• [REQUIREMENT]:
Word for word, repeat the entries, minus the pictures.
** START OF DATA PROVIDED **
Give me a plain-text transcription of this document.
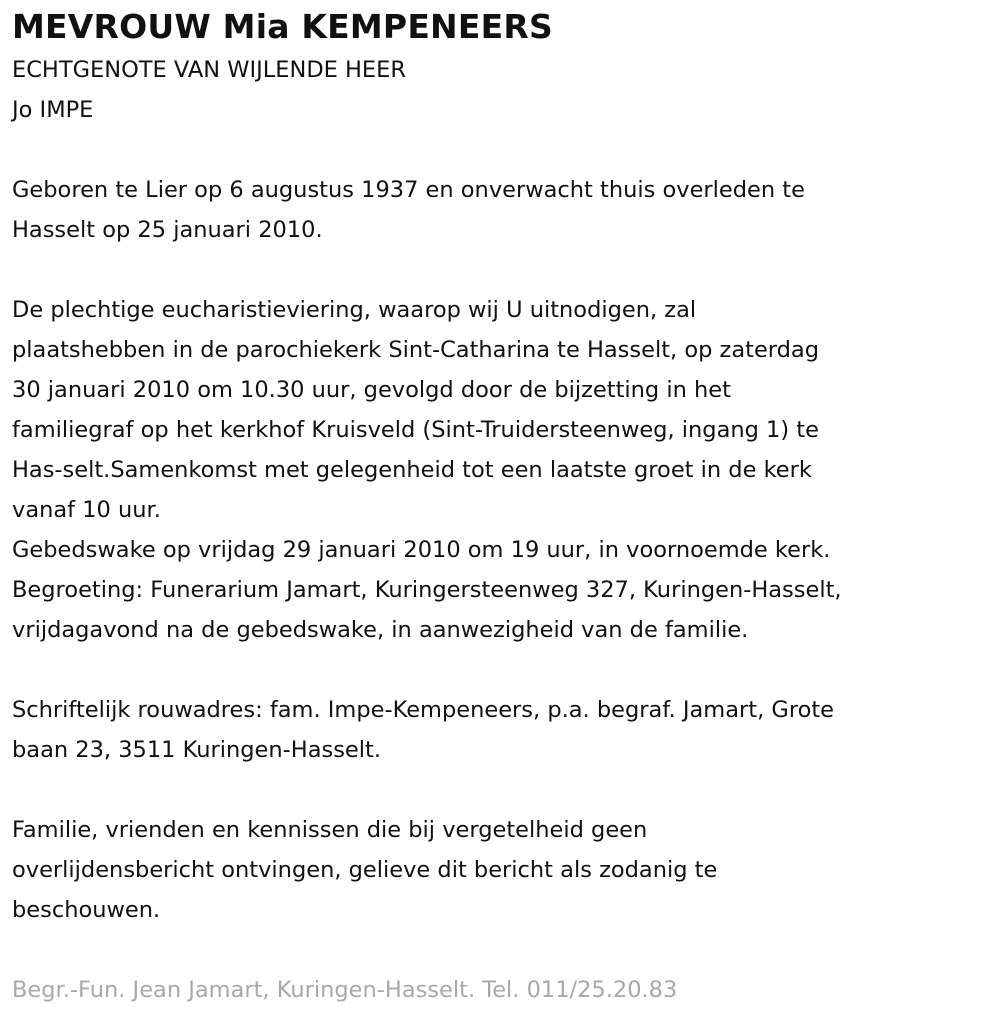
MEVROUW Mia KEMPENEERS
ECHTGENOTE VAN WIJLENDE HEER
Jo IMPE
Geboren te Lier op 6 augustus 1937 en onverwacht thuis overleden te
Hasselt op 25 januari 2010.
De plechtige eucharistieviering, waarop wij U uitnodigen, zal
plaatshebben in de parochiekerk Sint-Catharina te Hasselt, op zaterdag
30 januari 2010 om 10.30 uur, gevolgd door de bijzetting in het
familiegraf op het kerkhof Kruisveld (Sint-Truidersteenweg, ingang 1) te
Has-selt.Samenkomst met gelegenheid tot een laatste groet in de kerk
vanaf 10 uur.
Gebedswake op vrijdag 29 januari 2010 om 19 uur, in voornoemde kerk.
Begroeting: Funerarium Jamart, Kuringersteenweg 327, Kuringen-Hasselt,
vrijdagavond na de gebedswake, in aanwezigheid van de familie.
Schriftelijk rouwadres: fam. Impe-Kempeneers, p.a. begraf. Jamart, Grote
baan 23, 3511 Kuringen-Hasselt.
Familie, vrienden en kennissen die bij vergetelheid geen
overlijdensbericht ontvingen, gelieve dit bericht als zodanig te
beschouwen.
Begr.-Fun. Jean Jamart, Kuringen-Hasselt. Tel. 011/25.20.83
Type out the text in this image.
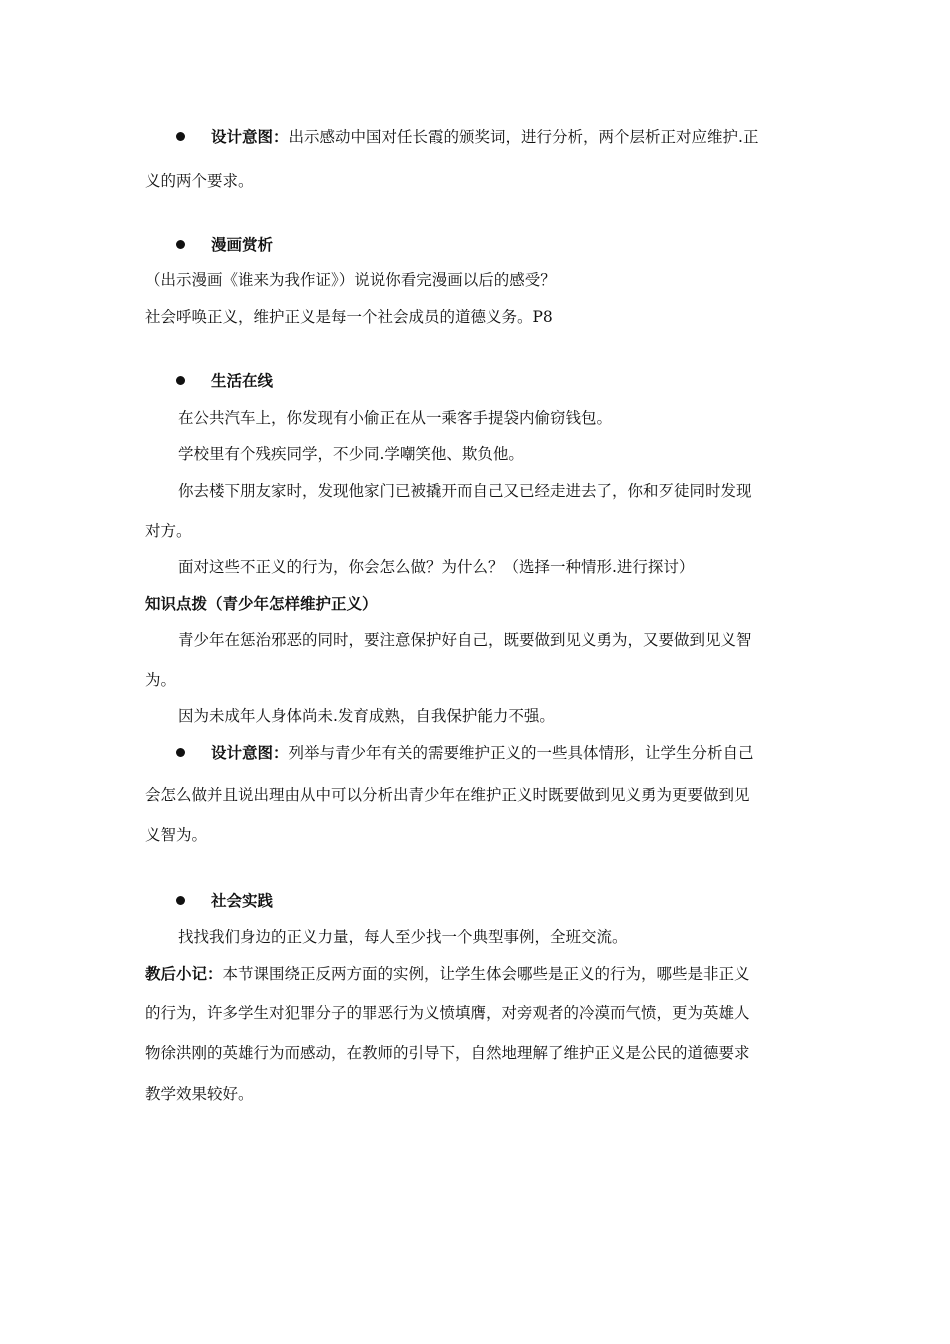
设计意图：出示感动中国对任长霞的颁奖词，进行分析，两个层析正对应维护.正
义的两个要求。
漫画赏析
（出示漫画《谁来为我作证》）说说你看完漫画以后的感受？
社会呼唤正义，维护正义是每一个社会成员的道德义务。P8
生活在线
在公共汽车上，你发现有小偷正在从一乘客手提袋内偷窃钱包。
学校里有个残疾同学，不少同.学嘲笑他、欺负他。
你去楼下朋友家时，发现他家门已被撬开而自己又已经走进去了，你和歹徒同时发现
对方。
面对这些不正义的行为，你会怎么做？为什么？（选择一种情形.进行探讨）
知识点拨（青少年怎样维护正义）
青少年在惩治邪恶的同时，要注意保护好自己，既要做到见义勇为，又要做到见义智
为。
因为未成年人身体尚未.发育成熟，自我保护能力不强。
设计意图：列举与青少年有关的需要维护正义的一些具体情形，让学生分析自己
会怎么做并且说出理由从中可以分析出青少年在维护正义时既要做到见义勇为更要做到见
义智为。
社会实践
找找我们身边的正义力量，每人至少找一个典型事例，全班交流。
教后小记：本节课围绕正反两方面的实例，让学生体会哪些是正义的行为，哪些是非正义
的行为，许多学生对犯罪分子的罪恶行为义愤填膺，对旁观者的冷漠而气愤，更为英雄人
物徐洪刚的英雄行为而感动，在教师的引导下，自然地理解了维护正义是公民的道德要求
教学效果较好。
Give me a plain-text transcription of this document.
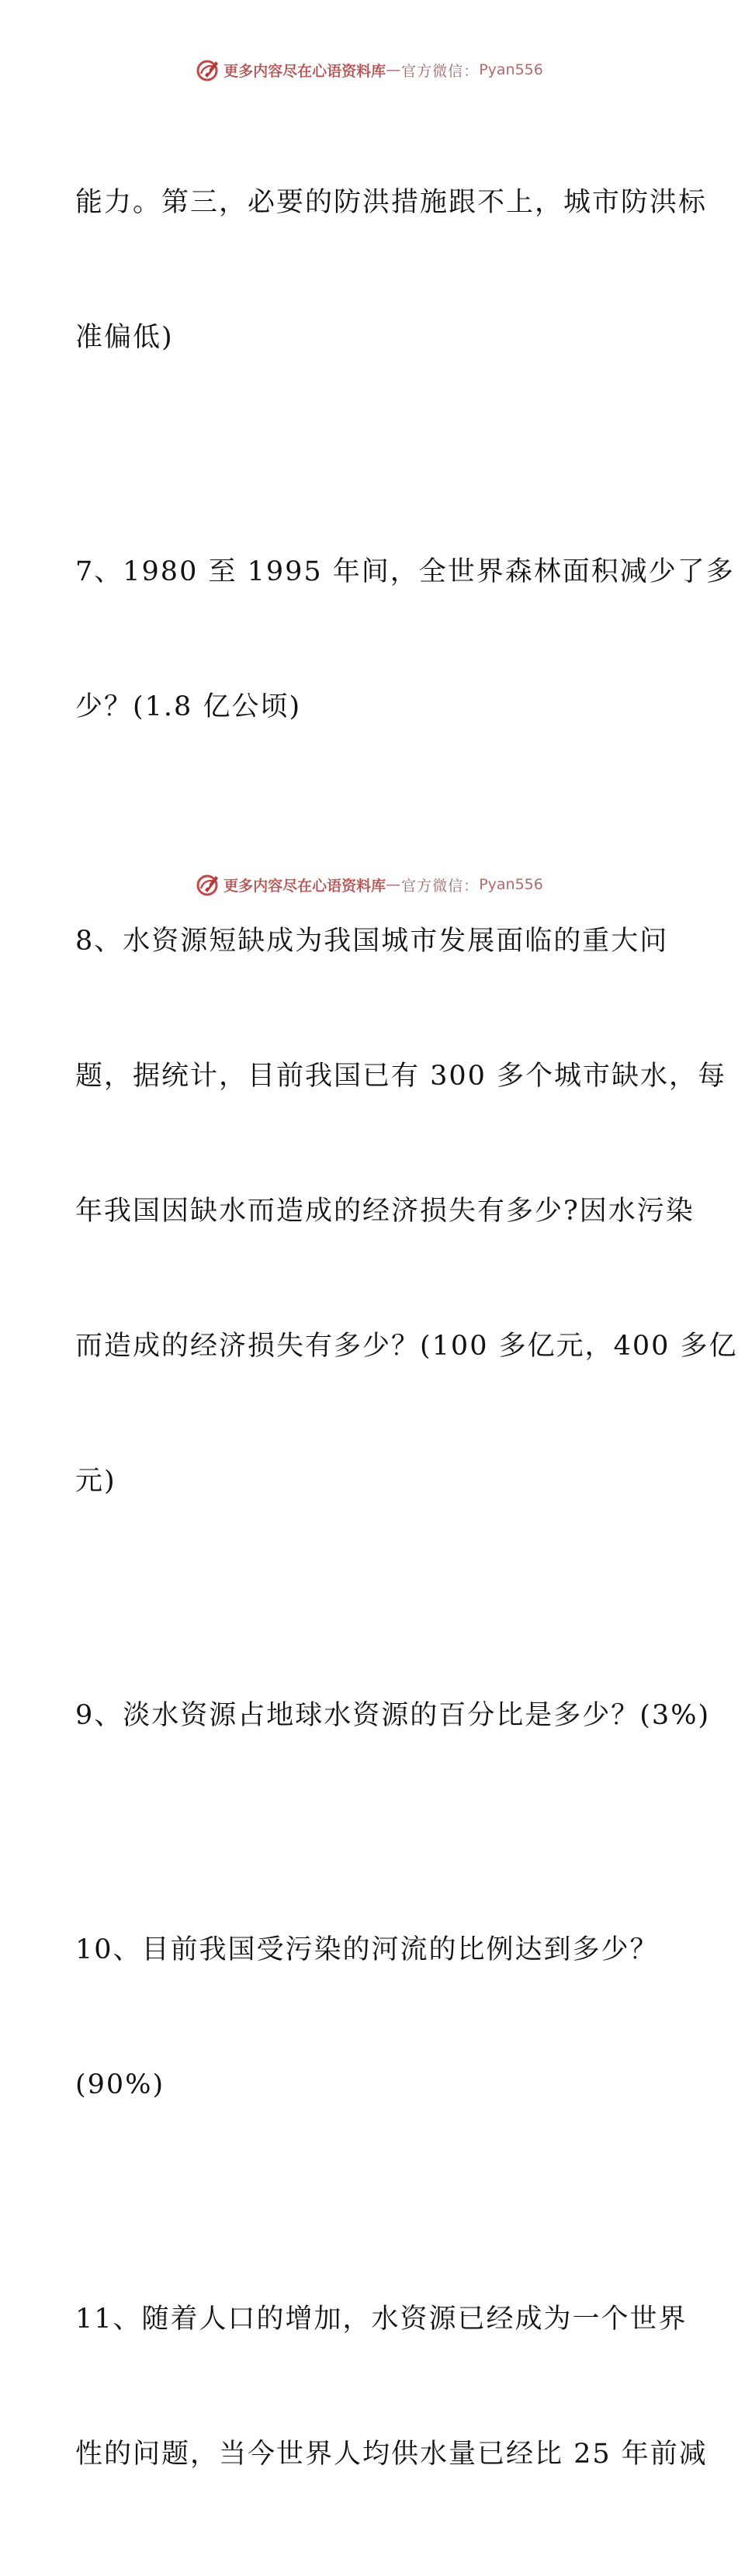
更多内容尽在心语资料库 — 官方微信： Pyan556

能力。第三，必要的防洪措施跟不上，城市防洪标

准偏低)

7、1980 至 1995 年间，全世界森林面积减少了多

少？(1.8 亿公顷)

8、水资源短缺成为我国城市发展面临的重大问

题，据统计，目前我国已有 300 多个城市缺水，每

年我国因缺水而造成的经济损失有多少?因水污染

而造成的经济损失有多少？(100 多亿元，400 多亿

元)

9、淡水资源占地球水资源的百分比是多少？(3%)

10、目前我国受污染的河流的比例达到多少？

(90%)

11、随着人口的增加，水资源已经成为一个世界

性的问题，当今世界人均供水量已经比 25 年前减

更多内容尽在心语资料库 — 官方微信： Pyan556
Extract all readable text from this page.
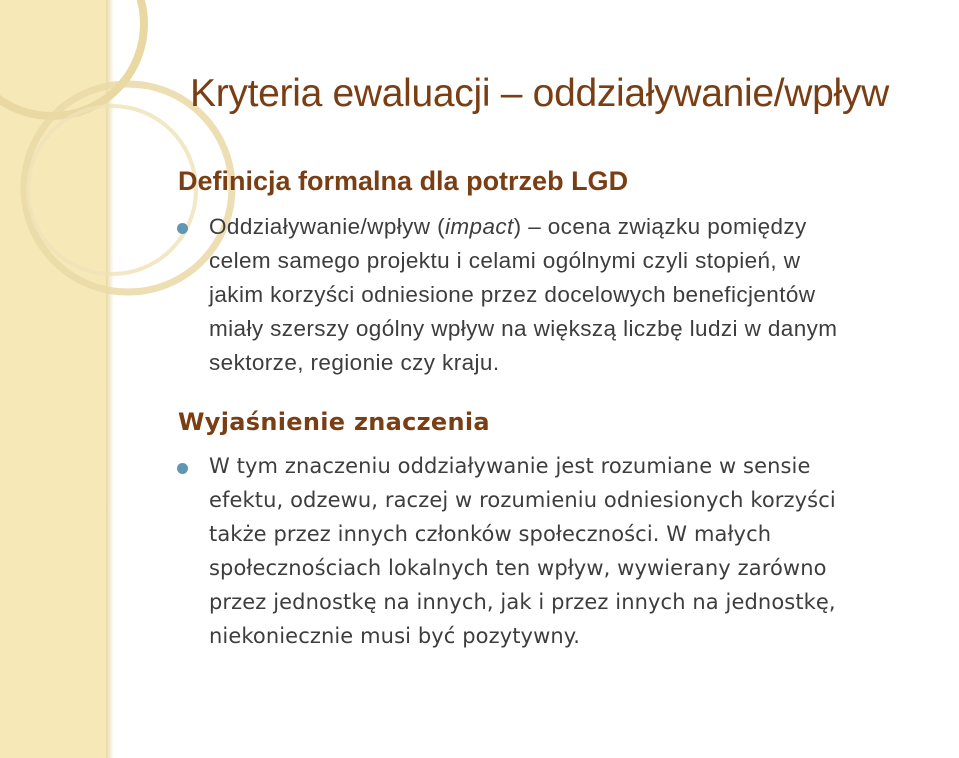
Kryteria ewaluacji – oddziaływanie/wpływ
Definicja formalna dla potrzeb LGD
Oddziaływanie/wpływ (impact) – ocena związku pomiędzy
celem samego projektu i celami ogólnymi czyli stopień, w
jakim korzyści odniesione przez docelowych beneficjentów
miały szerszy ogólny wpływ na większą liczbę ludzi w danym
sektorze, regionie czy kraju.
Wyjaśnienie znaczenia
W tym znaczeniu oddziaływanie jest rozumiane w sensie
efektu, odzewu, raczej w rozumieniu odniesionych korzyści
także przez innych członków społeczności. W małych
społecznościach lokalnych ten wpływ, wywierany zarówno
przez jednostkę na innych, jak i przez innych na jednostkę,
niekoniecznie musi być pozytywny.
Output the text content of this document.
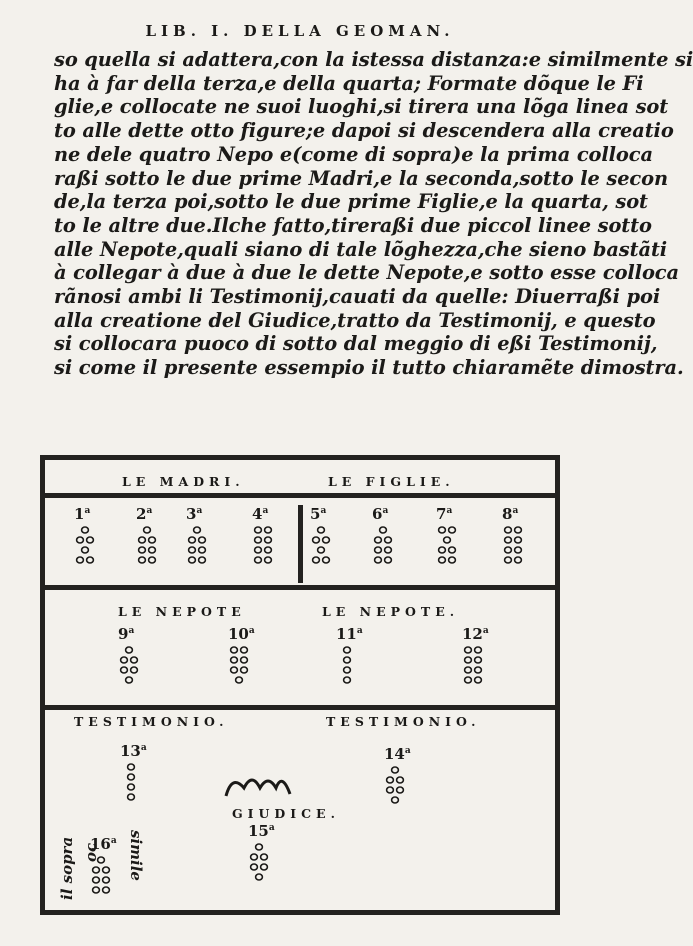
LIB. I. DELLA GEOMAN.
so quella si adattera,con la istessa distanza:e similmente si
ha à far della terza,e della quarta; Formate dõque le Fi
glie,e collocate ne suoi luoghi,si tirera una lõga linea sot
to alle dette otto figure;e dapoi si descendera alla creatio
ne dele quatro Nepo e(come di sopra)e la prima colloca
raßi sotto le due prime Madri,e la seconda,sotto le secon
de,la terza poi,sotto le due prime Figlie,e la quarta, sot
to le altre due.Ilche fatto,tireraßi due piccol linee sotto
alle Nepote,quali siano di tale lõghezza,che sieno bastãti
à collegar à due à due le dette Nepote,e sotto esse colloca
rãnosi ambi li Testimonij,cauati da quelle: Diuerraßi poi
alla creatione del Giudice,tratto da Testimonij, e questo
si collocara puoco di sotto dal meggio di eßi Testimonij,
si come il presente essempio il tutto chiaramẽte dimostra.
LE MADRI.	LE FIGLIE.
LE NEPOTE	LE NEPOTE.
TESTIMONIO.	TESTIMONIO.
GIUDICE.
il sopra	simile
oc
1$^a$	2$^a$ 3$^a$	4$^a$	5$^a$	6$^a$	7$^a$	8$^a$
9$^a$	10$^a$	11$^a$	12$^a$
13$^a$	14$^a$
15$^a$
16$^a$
** END OF DATA PROVIDED **
• [OUTPUT OF THE EXERCISE]:
Give me a plain-text transcription of this document.
MEVROUW Mia KEMPENEERS
ECHTGENOTE VAN WIJLENDE HEER
Jo IMPE
Geboren te Lier op 6 augustus 1937 en onverwacht thuis overleden te
Hasselt op 25 januari 2010.
De plechtige eucharistieviering, waarop wij U uitnodigen, zal
plaatshebben in de parochiekerk Sint-Catharina te Hasselt, op zaterdag
30 januari 2010 om 10.30 uur, gevolgd door de bijzetting in het
familiegraf op het kerkhof Kruisveld (Sint-Truidersteenweg, ingang 1) te
Has-selt.Samenkomst met gelegenheid tot een laatste groet in de kerk
vanaf 10 uur.
Gebedswake op vrijdag 29 januari 2010 om 19 uur, in voornoemde kerk.
Begroeting: Funerarium Jamart, Kuringersteenweg 327, Kuringen-Hasselt,
vrijdagavond na de gebedswake, in aanwezigheid van de familie.
Schriftelijk rouwadres: fam. Impe-Kempeneers, p.a. begraf. Jamart, Grote
baan 23, 3511 Kuringen-Hasselt.
Familie, vrienden en kennissen die bij vergetelheid geen
overlijdensbericht ontvingen, gelieve dit bericht als zodanig te
beschouwen.
Begr.-Fun. Jean Jamart, Kuringen-Hasselt. Tel. 011/25.20.83
Type out the text in this image.
设计意图：出示感动中国对任长霞的颁奖词，进行分析，两个层析正对应维护.正
义的两个要求。
漫画赏析
（出示漫画《谁来为我作证》）说说你看完漫画以后的感受？
社会呼唤正义，维护正义是每一个社会成员的道德义务。P8
生活在线
在公共汽车上，你发现有小偷正在从一乘客手提袋内偷窃钱包。
学校里有个残疾同学，不少同.学嘲笑他、欺负他。
你去楼下朋友家时，发现他家门已被撬开而自己又已经走进去了，你和歹徒同时发现
对方。
面对这些不正义的行为，你会怎么做？为什么？（选择一种情形.进行探讨）
知识点拨（青少年怎样维护正义）
青少年在惩治邪恶的同时，要注意保护好自己，既要做到见义勇为，又要做到见义智
为。
因为未成年人身体尚未.发育成熟，自我保护能力不强。
设计意图：列举与青少年有关的需要维护正义的一些具体情形，让学生分析自己
会怎么做并且说出理由从中可以分析出青少年在维护正义时既要做到见义勇为更要做到见
义智为。
社会实践
找找我们身边的正义力量，每人至少找一个典型事例，全班交流。
教后小记：本节课围绕正反两方面的实例，让学生体会哪些是正义的行为，哪些是非正义
的行为，许多学生对犯罪分子的罪恶行为义愤填膺，对旁观者的冷漠而气愤，更为英雄人
物徐洪刚的英雄行为而感动，在教师的引导下，自然地理解了维护正义是公民的道德要求
教学效果较好。
Give me a plain-text transcription of this document.
更多内容尽在心语资料库 — 官方微信： Pyan556

能力。第三，必要的防洪措施跟不上，城市防洪标

准偏低)

7、1980 至 1995 年间，全世界森林面积减少了多

少？(1.8 亿公顷)

8、水资源短缺成为我国城市发展面临的重大问

题，据统计，目前我国已有 300 多个城市缺水，每

年我国因缺水而造成的经济损失有多少?因水污染

而造成的经济损失有多少？(100 多亿元，400 多亿

元)

9、淡水资源占地球水资源的百分比是多少？(3%)

10、目前我国受污染的河流的比例达到多少？

(90%)

11、随着人口的增加，水资源已经成为一个世界

性的问题，当今世界人均供水量已经比 25 年前减

更多内容尽在心语资料库 — 官方微信： Pyan556
Extract all readable text from this page.
Kryteria ewaluacji – oddziaływanie/wpływ
Definicja formalna dla potrzeb LGD
Oddziaływanie/wpływ (impact) – ocena związku pomiędzy
celem samego projektu i celami ogólnymi czyli stopień, w
jakim korzyści odniesione przez docelowych beneficjentów
miały szerszy ogólny wpływ na większą liczbę ludzi w danym
sektorze, regionie czy kraju.
Wyjaśnienie znaczenia
W tym znaczeniu oddziaływanie jest rozumiane w sensie
efektu, odzewu, raczej w rozumieniu odniesionych korzyści
także przez innych członków społeczności. W małych
społecznościach lokalnych ten wpływ, wywierany zarówno
przez jednostkę na innych, jak i przez innych na jednostkę,
niekoniecznie musi być pozytywny.
Output the text content of this document.
LIB. I. DELLA GEOMAN.
so quella si adattera,con la istessa distanza:e similmente si
ha à far della terza,e della quarta; Formate dõque le Fi
glie,e collocate ne suoi luoghi,si tirera una lõga linea sot
to alle dette otto figure;e dapoi si descendera alla creatio
ne dele quatro Nepo e(come di sopra)e la prima colloca
raßi sotto le due prime Madri,e la seconda,sotto le secon
de,la terza poi,sotto le due prime Figlie,e la quarta, sot
to le altre due.Ilche fatto,tireraßi due piccol linee sotto
alle Nepote,quali siano di tale lõghezza,che sieno bastãti
à collegar à due à due le dette Nepote,e sotto esse colloca
rãnosi ambi li Testimonij,cauati da quelle: Diuerraßi poi
alla creatione del Giudice,tratto da Testimonij, e questo
si collocara puoco di sotto dal meggio di eßi Testimonij,
si come il presente essempio il tutto chiaramẽte dimostra.
LE MADRI.	LE FIGLIE.
LE NEPOTE	LE NEPOTE.
TESTIMONIO.	TESTIMONIO.
GIUDICE.
il sopra	simile
oc
1$^a$	2$^a$ 3$^a$	4$^a$	5$^a$	6$^a$	7$^a$	8$^a$
9$^a$	10$^a$	11$^a$	12$^a$
13$^a$	14$^a$
15$^a$
16$^a$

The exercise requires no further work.